Records from a collection of figures:
########

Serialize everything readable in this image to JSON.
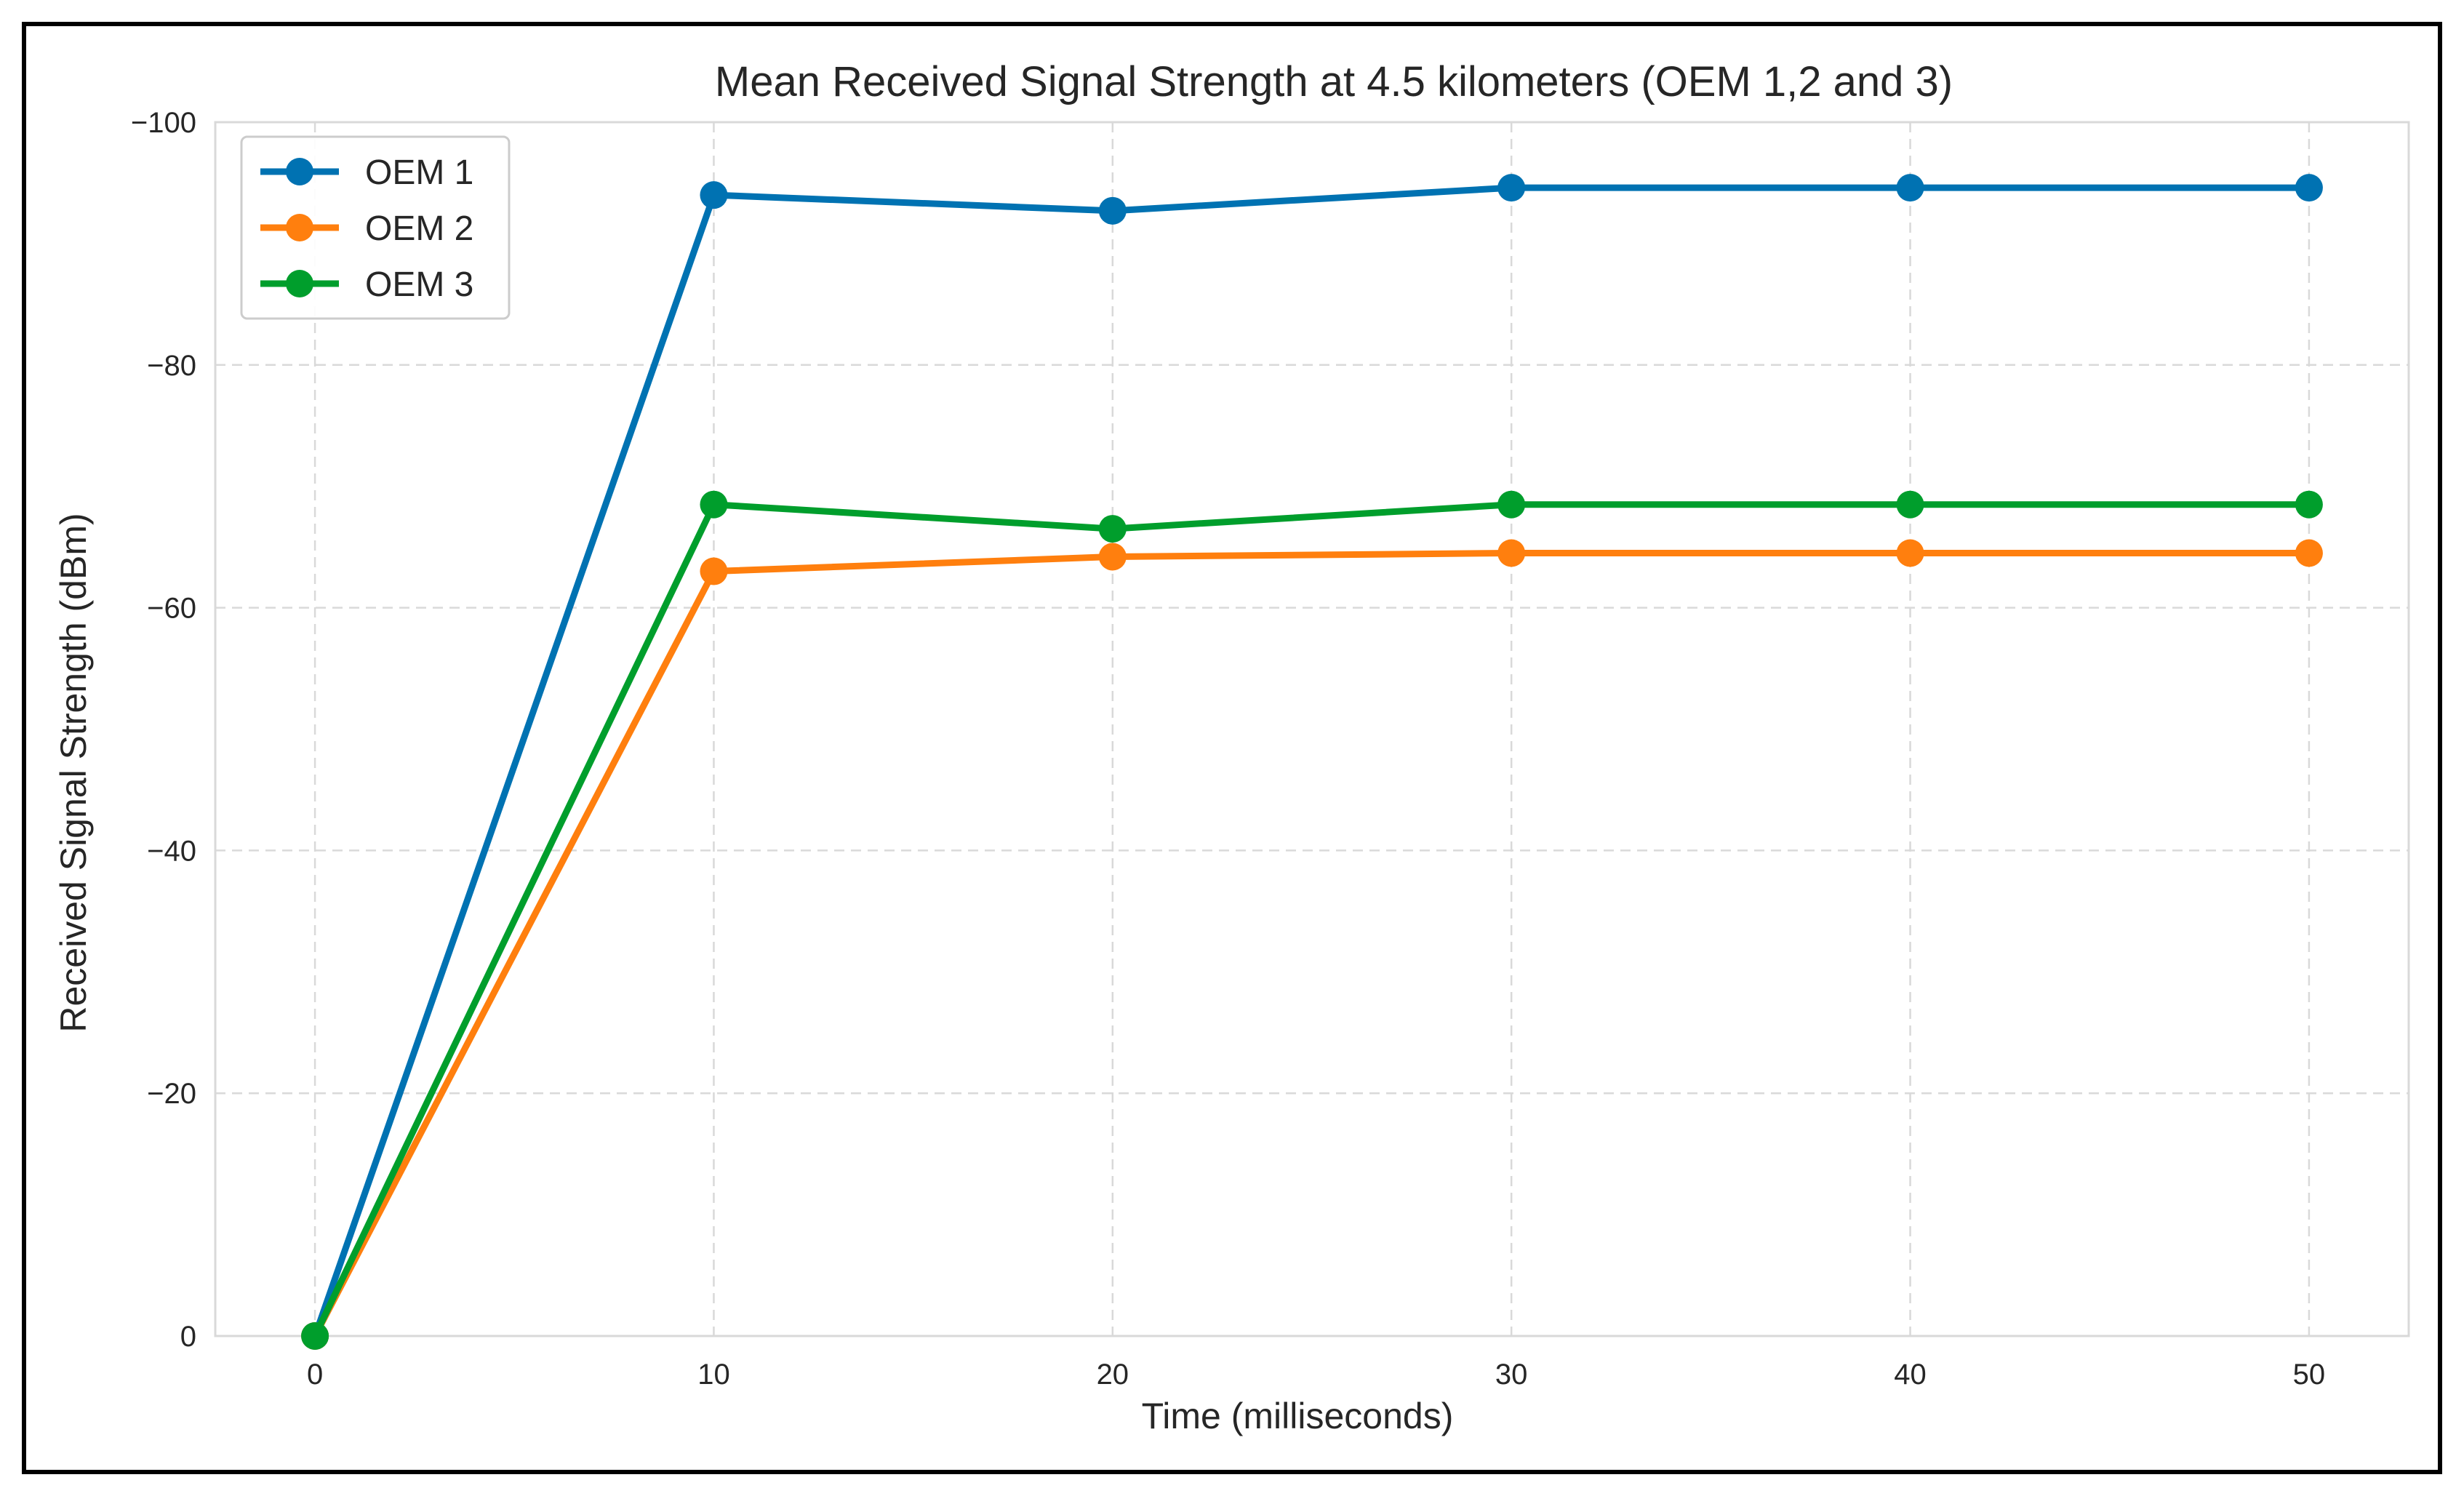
{
  "chart_data": {
    "type": "line",
    "title": "Mean Received Signal Strength at 4.5 kilometers (OEM 1,2 and 3)",
    "xlabel": "Time (milliseconds)",
    "ylabel": "Received Signal Strength (dBm)",
    "x": [
      0,
      10,
      20,
      30,
      40,
      50
    ],
    "xticks": [
      0,
      10,
      20,
      30,
      40,
      50
    ],
    "xtick_labels": [
      "0",
      "10",
      "20",
      "30",
      "40",
      "50"
    ],
    "xlim": [
      -2.5,
      52.5
    ],
    "ylim": [
      0,
      -100
    ],
    "y_inverted": true,
    "yticks": [
      0,
      -20,
      -40,
      -60,
      -80,
      -100
    ],
    "ytick_labels": [
      "0",
      "−20",
      "−40",
      "−60",
      "−80",
      "−100"
    ],
    "grid": true,
    "legend_position": "top-left",
    "series": [
      {
        "name": "OEM 1",
        "color": "#0072b2",
        "values": [
          0,
          -94,
          -92.7,
          -94.6,
          -94.6,
          -94.6
        ]
      },
      {
        "name": "OEM 2",
        "color": "#ff7f0e",
        "values": [
          0,
          -63,
          -64.2,
          -64.5,
          -64.5,
          -64.5
        ]
      },
      {
        "name": "OEM 3",
        "color": "#009e2c",
        "values": [
          0,
          -68.5,
          -66.5,
          -68.5,
          -68.5,
          -68.5
        ]
      }
    ]
  }
}
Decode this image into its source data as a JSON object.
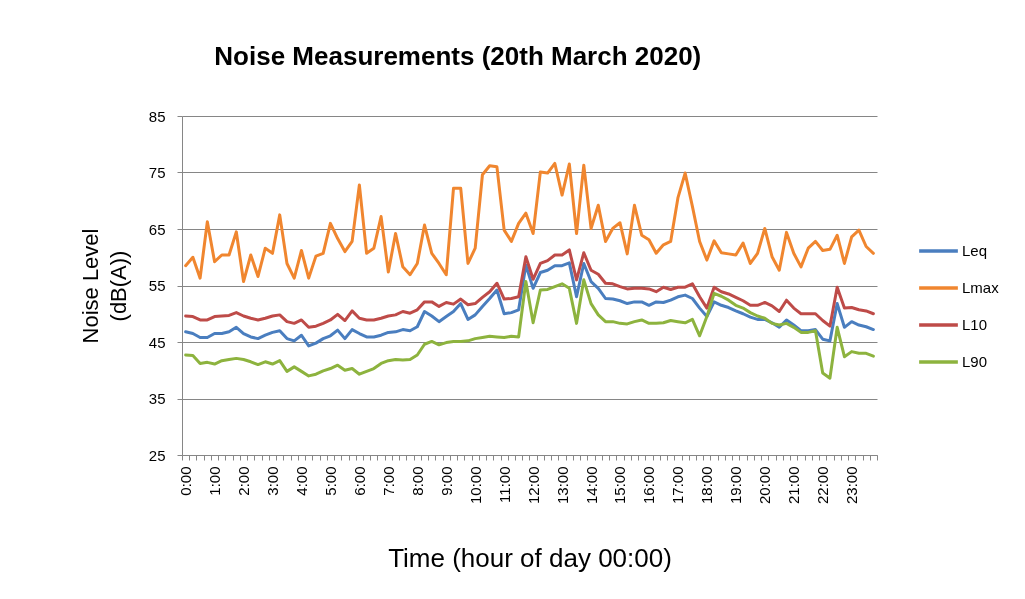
{
  "chart_data": {
    "type": "line",
    "title": "Noise Measurements (20th March 2020)",
    "xlabel": "Time (hour of day 00:00)",
    "ylabel": "Noise Level (dB(A))",
    "categories": [
      "0:00",
      null,
      null,
      null,
      "1:00",
      null,
      null,
      null,
      "2:00",
      null,
      null,
      null,
      "3:00",
      null,
      null,
      null,
      "4:00",
      null,
      null,
      null,
      "5:00",
      null,
      null,
      null,
      "6:00",
      null,
      null,
      null,
      "7:00",
      null,
      null,
      null,
      "8:00",
      null,
      null,
      null,
      "9:00",
      null,
      null,
      null,
      "10:00",
      null,
      null,
      null,
      "11:00",
      null,
      null,
      null,
      "12:00",
      null,
      null,
      null,
      "13:00",
      null,
      null,
      null,
      "14:00",
      null,
      null,
      null,
      "15:00",
      null,
      null,
      null,
      "16:00",
      null,
      null,
      null,
      "17:00",
      null,
      null,
      null,
      "18:00",
      null,
      null,
      null,
      "19:00",
      null,
      null,
      null,
      "20:00",
      null,
      null,
      null,
      "21:00",
      null,
      null,
      null,
      "22:00",
      null,
      null,
      null,
      "23:00",
      null,
      null,
      null
    ],
    "series": [
      {
        "name": "Leq",
        "color": "#4a7ebf",
        "values": [
          46.8,
          46.5,
          45.8,
          45.8,
          46.5,
          46.5,
          46.8,
          47.6,
          46.5,
          45.9,
          45.6,
          46.2,
          46.7,
          47.0,
          45.6,
          45.2,
          46.2,
          44.3,
          44.8,
          45.6,
          46.1,
          47.1,
          45.6,
          47.2,
          46.5,
          45.9,
          45.9,
          46.2,
          46.7,
          46.8,
          47.2,
          47.0,
          47.7,
          50.4,
          49.6,
          48.6,
          49.5,
          50.4,
          51.8,
          49.0,
          49.8,
          51.3,
          52.7,
          54.2,
          50.0,
          50.2,
          50.7,
          58.6,
          54.5,
          57.3,
          57.7,
          58.5,
          58.5,
          59.0,
          53.0,
          58.9,
          55.7,
          54.5,
          52.7,
          52.6,
          52.3,
          51.8,
          52.1,
          52.1,
          51.5,
          52.1,
          52.0,
          52.4,
          53.0,
          53.3,
          52.7,
          51.0,
          49.5,
          52.1,
          51.5,
          51.1,
          50.5,
          50.0,
          49.4,
          49.0,
          49.0,
          48.4,
          47.6,
          48.9,
          48.0,
          47.0,
          47.0,
          47.2,
          45.5,
          45.2,
          51.8,
          47.6,
          48.6,
          48.0,
          47.7,
          47.2
        ]
      },
      {
        "name": "Lmax",
        "color": "#f0862f",
        "values": [
          58.5,
          60.0,
          56.3,
          66.3,
          59.2,
          60.4,
          60.4,
          64.5,
          55.7,
          60.4,
          56.6,
          61.6,
          60.7,
          67.5,
          58.9,
          56.3,
          61.2,
          56.3,
          60.2,
          60.7,
          66.0,
          63.3,
          61.0,
          62.8,
          72.8,
          60.7,
          61.6,
          67.2,
          57.4,
          64.2,
          58.3,
          56.9,
          58.9,
          65.7,
          60.7,
          58.9,
          56.9,
          72.2,
          72.2,
          58.9,
          61.6,
          74.6,
          76.2,
          76.0,
          64.8,
          62.8,
          66.0,
          67.8,
          64.2,
          75.1,
          74.9,
          76.6,
          71.0,
          76.5,
          64.2,
          76.3,
          65.1,
          69.2,
          62.8,
          65.1,
          66.1,
          60.6,
          69.2,
          63.9,
          63.1,
          60.7,
          62.2,
          62.8,
          70.5,
          74.9,
          69.0,
          62.8,
          59.5,
          62.9,
          60.8,
          60.6,
          60.4,
          62.5,
          58.9,
          60.7,
          65.1,
          60.1,
          57.7,
          64.4,
          60.7,
          58.3,
          61.6,
          62.8,
          61.2,
          61.4,
          63.9,
          58.9,
          63.6,
          64.8,
          61.9,
          60.7
        ]
      },
      {
        "name": "L10",
        "color": "#be4b48",
        "values": [
          49.6,
          49.5,
          48.9,
          48.9,
          49.5,
          49.6,
          49.7,
          50.2,
          49.6,
          49.2,
          48.9,
          49.2,
          49.6,
          49.8,
          48.6,
          48.3,
          48.9,
          47.6,
          47.8,
          48.3,
          48.9,
          49.9,
          48.8,
          50.5,
          49.2,
          48.9,
          48.9,
          49.2,
          49.6,
          49.8,
          50.4,
          50.1,
          50.7,
          52.1,
          52.1,
          51.3,
          52.0,
          51.7,
          52.6,
          51.6,
          51.8,
          52.9,
          53.9,
          55.4,
          52.6,
          52.7,
          53.0,
          60.1,
          56.1,
          58.9,
          59.4,
          60.4,
          60.4,
          61.3,
          56.0,
          60.8,
          57.7,
          57.0,
          55.4,
          55.3,
          54.8,
          54.4,
          54.5,
          54.5,
          54.4,
          53.9,
          54.7,
          54.3,
          54.7,
          54.7,
          55.3,
          53.0,
          51.0,
          54.7,
          53.9,
          53.5,
          52.9,
          52.3,
          51.5,
          51.5,
          52.0,
          51.4,
          50.4,
          52.4,
          51.0,
          50.0,
          50.0,
          50.0,
          48.8,
          47.8,
          54.7,
          51.0,
          51.1,
          50.7,
          50.5,
          50.0
        ]
      },
      {
        "name": "L90",
        "color": "#8db33e",
        "values": [
          42.7,
          42.6,
          41.2,
          41.4,
          41.1,
          41.7,
          41.9,
          42.1,
          41.9,
          41.5,
          41.0,
          41.5,
          41.1,
          41.7,
          39.8,
          40.6,
          39.8,
          39.0,
          39.3,
          39.9,
          40.3,
          40.9,
          40.0,
          40.3,
          39.3,
          39.8,
          40.3,
          41.2,
          41.7,
          41.9,
          41.8,
          41.9,
          42.7,
          44.6,
          45.1,
          44.5,
          44.9,
          45.1,
          45.1,
          45.2,
          45.6,
          45.8,
          46.0,
          45.9,
          45.8,
          46.0,
          45.9,
          55.7,
          48.4,
          54.2,
          54.3,
          54.8,
          55.3,
          54.5,
          48.3,
          56.0,
          51.8,
          49.8,
          48.6,
          48.6,
          48.3,
          48.2,
          48.6,
          48.9,
          48.3,
          48.3,
          48.4,
          48.8,
          48.6,
          48.4,
          49.0,
          46.1,
          49.5,
          53.6,
          53.1,
          52.4,
          51.5,
          51.0,
          50.2,
          49.6,
          49.2,
          48.3,
          48.0,
          48.3,
          47.6,
          46.7,
          46.7,
          47.0,
          39.5,
          38.6,
          47.6,
          42.4,
          43.3,
          43.0,
          43.0,
          42.5
        ]
      }
    ],
    "ylim": [
      25,
      85
    ],
    "yticks": [
      25,
      35,
      45,
      55,
      65,
      75,
      85
    ],
    "grid": "y",
    "legend": "right"
  }
}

########

• [EXERCISE BRIEF]: Which lines in the listing above hold the word "image"? Show each of them.

• [ANSWER TO THIS EXERCISE]:
Serialize everything readable in this image to JSON.
Decode this image into its source data as a JSON object.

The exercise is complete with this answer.